YOUR INSTRUCTIONS:
Count the lines in the material below that contain the string "tires", treating uppercase and lowercase letters as distinct. Give only the number.

GIVEN INFORMATION:
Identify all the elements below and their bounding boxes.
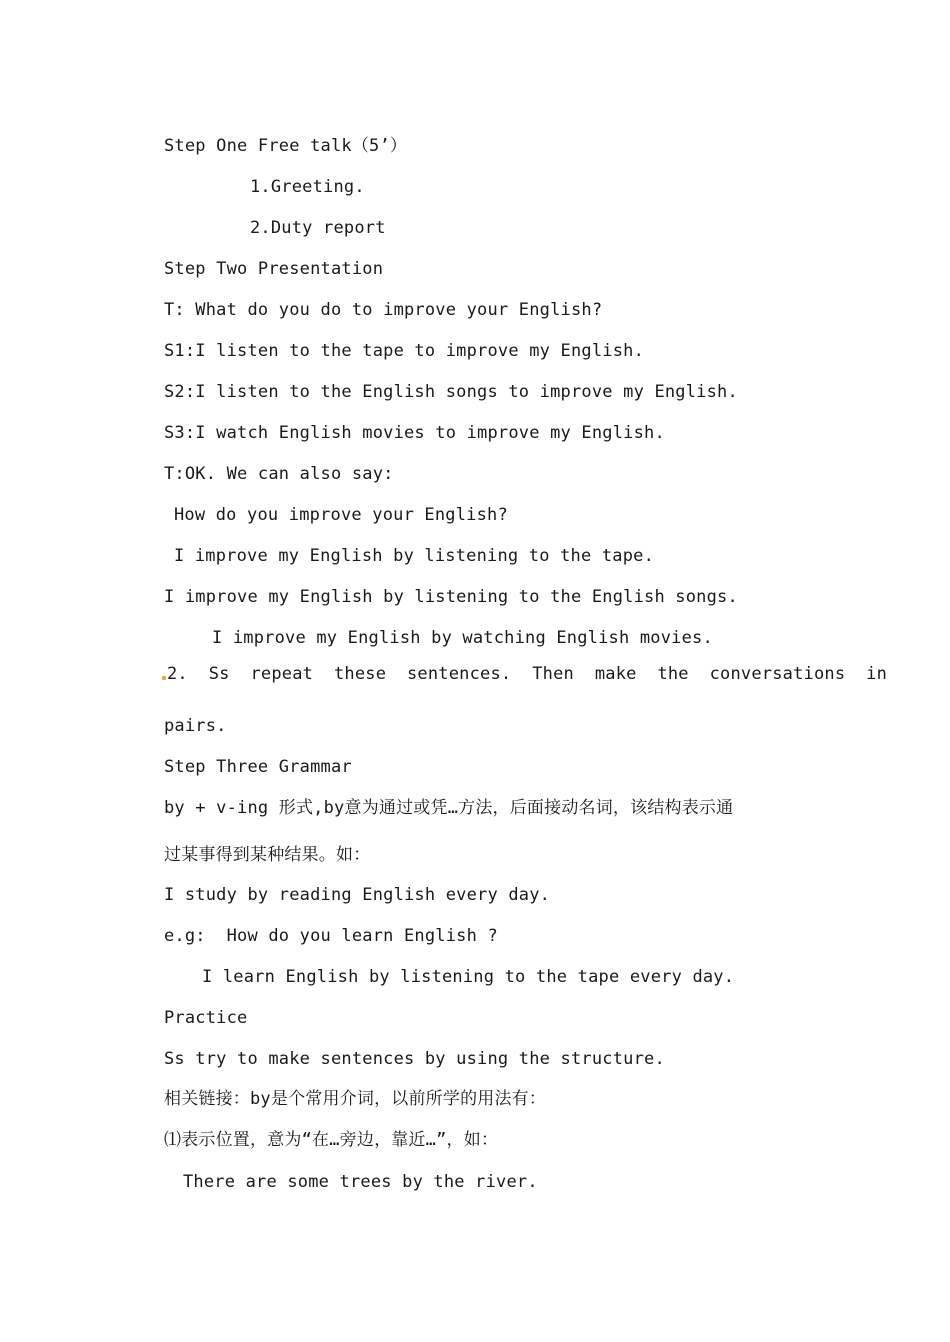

---

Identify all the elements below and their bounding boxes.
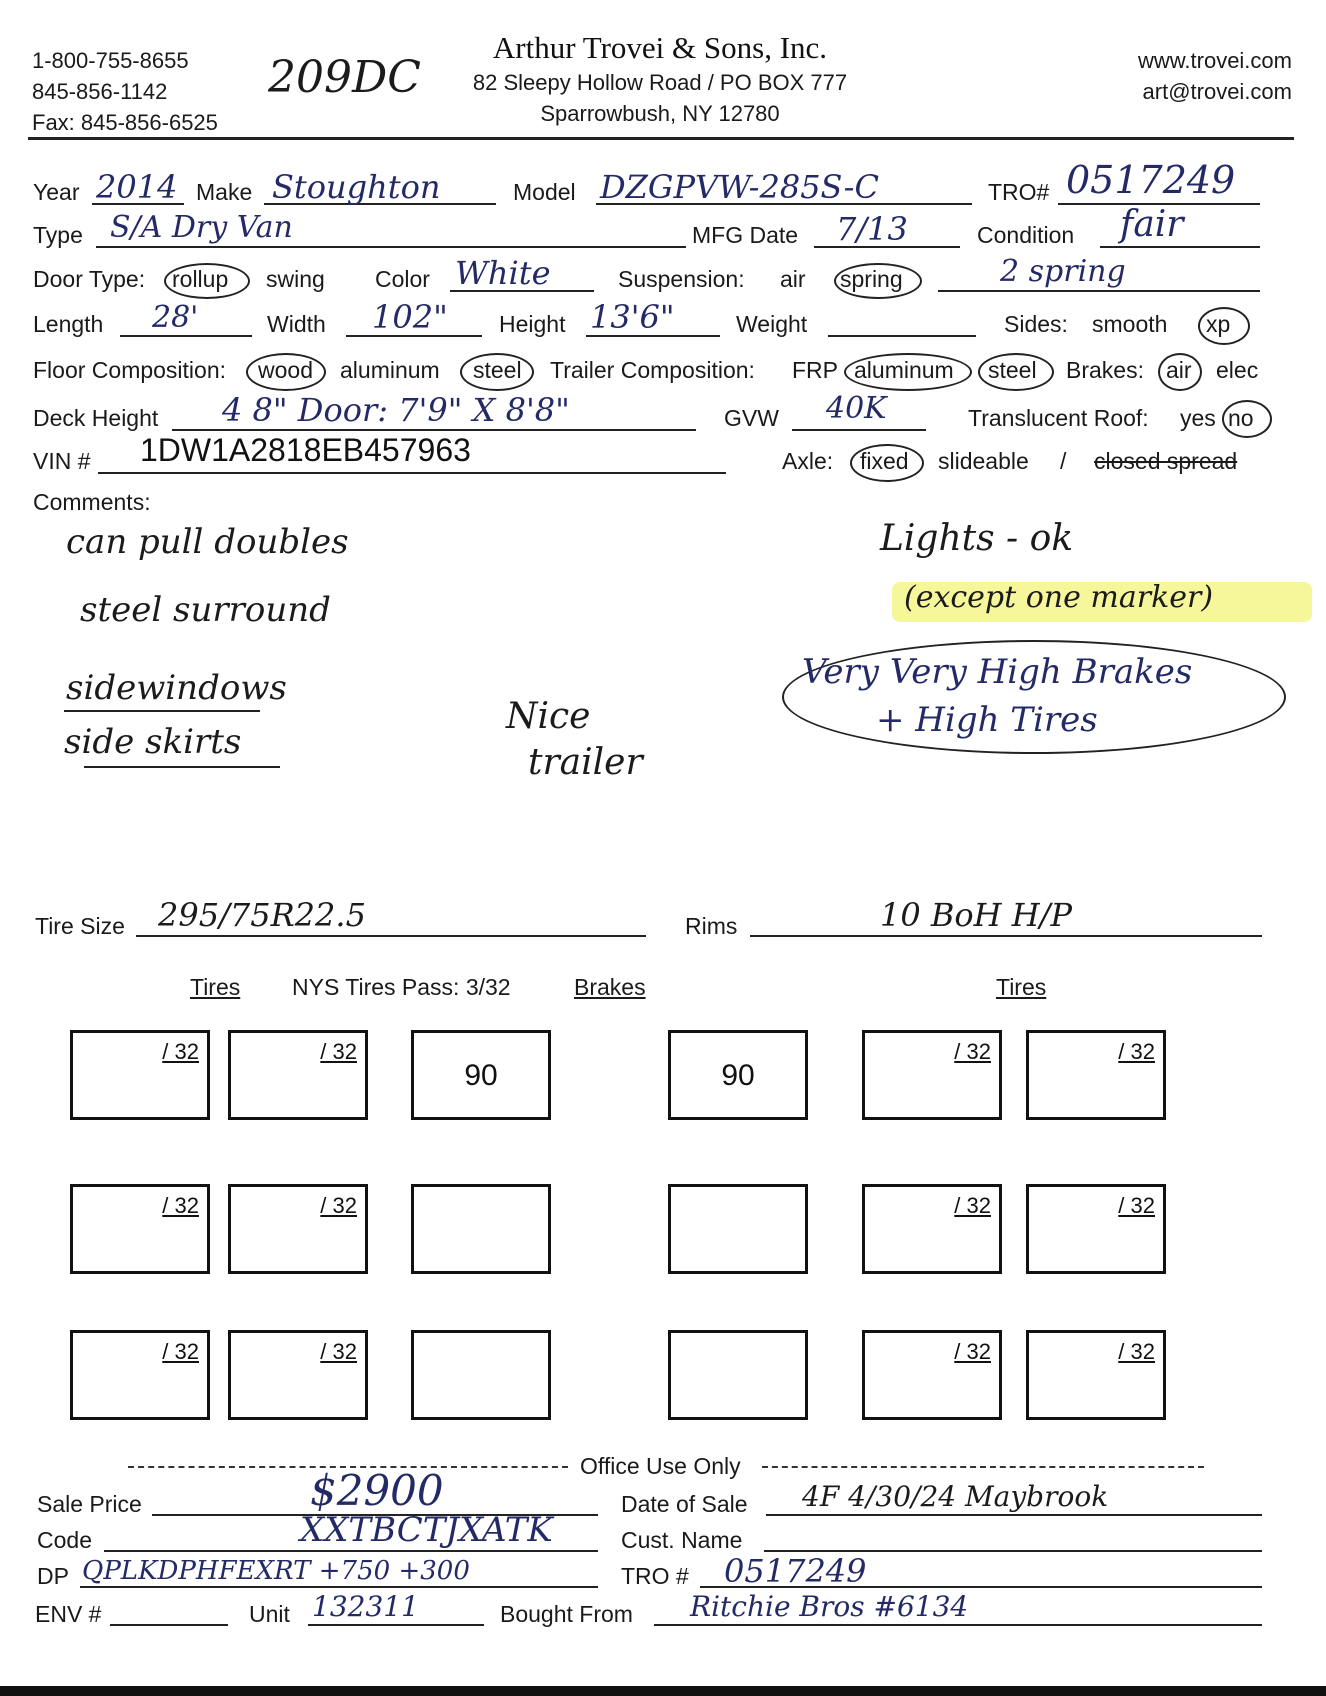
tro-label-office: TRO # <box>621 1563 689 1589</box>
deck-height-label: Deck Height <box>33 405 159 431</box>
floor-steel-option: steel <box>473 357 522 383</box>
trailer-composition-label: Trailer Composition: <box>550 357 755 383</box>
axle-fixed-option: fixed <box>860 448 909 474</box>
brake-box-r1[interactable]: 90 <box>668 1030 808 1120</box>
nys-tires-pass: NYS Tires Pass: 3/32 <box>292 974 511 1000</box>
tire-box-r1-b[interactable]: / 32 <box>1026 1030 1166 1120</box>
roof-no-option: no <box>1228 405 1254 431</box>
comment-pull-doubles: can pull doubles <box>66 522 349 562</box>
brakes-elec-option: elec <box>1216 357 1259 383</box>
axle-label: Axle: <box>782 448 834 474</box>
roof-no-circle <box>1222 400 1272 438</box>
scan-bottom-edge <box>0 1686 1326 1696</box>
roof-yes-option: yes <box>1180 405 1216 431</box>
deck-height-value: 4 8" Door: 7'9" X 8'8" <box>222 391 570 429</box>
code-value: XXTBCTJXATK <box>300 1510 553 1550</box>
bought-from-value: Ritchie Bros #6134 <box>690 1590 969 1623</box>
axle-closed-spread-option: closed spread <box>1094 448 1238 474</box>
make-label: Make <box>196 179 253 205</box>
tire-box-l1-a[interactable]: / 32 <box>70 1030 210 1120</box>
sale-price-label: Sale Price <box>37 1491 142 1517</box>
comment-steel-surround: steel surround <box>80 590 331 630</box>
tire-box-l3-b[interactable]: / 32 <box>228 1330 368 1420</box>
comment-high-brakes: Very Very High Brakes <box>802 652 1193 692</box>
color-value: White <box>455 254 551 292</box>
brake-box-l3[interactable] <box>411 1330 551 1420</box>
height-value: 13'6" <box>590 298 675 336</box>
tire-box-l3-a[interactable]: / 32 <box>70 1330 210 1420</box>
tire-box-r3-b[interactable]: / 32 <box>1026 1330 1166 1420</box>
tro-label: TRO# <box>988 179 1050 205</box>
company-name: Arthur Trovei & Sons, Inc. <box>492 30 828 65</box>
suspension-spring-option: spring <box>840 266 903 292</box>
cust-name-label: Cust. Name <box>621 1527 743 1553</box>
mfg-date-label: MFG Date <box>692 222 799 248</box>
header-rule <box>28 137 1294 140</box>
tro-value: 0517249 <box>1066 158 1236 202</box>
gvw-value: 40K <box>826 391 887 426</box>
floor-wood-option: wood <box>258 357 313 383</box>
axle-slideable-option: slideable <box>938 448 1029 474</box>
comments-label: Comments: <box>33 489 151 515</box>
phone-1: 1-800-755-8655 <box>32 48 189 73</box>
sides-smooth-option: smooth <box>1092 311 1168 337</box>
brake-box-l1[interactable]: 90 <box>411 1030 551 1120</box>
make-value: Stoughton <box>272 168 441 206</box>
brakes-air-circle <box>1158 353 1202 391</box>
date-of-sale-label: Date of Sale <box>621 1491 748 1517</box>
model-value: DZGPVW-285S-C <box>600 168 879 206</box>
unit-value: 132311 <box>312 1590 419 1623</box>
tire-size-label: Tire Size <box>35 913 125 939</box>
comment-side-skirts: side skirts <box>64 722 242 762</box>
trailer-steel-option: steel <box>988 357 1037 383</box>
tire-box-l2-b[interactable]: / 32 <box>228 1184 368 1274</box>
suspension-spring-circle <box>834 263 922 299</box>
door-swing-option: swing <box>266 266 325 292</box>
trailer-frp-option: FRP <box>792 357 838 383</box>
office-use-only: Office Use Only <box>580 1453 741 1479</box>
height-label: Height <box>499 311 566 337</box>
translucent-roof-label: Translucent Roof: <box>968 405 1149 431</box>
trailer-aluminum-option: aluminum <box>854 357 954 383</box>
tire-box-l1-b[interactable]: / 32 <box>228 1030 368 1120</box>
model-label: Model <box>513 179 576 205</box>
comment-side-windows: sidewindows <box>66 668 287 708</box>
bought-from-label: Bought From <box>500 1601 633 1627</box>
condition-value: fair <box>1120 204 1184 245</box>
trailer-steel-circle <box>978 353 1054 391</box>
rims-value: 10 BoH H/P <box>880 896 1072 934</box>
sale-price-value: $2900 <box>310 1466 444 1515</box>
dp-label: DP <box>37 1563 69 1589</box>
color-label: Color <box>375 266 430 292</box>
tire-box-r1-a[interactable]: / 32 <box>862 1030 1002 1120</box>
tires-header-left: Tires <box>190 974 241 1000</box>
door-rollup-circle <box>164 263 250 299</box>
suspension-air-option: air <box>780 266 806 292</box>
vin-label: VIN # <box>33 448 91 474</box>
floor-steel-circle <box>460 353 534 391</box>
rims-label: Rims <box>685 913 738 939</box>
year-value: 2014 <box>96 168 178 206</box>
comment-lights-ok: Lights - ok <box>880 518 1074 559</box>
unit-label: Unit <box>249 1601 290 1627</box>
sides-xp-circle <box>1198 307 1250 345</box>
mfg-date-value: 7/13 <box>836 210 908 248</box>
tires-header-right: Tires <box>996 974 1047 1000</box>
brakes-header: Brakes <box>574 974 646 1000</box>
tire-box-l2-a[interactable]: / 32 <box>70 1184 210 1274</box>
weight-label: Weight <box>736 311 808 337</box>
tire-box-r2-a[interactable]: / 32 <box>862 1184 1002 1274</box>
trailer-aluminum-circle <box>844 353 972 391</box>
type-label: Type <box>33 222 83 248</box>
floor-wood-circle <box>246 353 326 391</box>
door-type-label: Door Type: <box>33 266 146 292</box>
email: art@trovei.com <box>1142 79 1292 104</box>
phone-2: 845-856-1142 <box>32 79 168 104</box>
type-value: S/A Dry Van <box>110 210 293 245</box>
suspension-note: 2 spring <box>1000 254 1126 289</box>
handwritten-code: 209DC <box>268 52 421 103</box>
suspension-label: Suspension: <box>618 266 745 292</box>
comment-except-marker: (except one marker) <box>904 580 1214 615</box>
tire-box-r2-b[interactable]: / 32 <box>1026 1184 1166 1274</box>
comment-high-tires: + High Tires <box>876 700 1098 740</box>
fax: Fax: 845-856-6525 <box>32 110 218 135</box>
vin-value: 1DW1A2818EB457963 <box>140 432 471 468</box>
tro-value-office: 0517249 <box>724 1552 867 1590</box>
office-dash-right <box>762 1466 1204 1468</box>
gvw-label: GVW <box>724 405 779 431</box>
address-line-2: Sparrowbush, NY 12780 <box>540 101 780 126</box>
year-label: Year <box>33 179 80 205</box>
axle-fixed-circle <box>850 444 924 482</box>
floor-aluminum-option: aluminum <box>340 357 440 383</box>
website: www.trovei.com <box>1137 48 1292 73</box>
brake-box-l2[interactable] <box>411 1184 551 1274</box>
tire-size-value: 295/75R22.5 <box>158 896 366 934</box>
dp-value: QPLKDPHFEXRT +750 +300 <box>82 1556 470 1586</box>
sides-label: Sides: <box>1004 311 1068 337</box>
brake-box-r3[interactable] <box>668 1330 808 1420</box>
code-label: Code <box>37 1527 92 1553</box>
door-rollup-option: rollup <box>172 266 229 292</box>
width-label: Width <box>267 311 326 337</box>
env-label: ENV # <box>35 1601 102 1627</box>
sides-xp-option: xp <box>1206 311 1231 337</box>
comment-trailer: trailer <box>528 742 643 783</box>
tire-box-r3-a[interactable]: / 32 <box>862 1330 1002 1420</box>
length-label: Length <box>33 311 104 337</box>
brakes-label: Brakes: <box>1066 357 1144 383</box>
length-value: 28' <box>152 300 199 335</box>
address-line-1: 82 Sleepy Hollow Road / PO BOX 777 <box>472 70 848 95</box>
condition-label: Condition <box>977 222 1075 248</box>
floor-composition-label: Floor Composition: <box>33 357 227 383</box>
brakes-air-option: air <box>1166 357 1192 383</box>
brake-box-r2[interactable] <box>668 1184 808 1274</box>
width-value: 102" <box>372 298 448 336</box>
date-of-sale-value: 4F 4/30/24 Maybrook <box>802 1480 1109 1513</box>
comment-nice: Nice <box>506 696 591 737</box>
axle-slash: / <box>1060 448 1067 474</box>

--

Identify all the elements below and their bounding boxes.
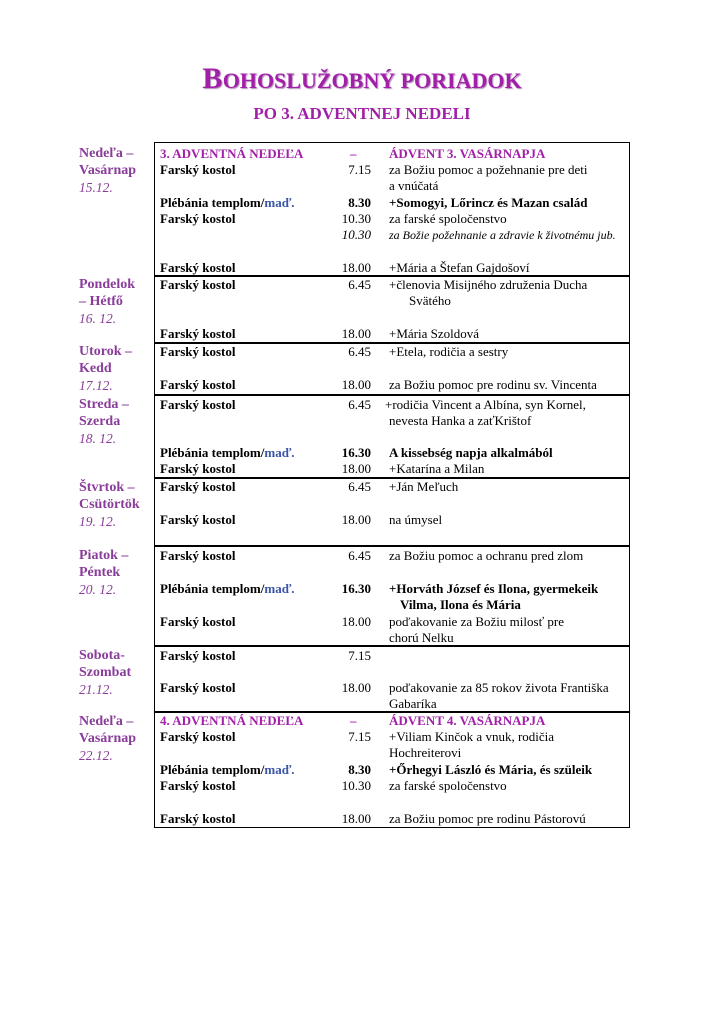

SOLUTION:
4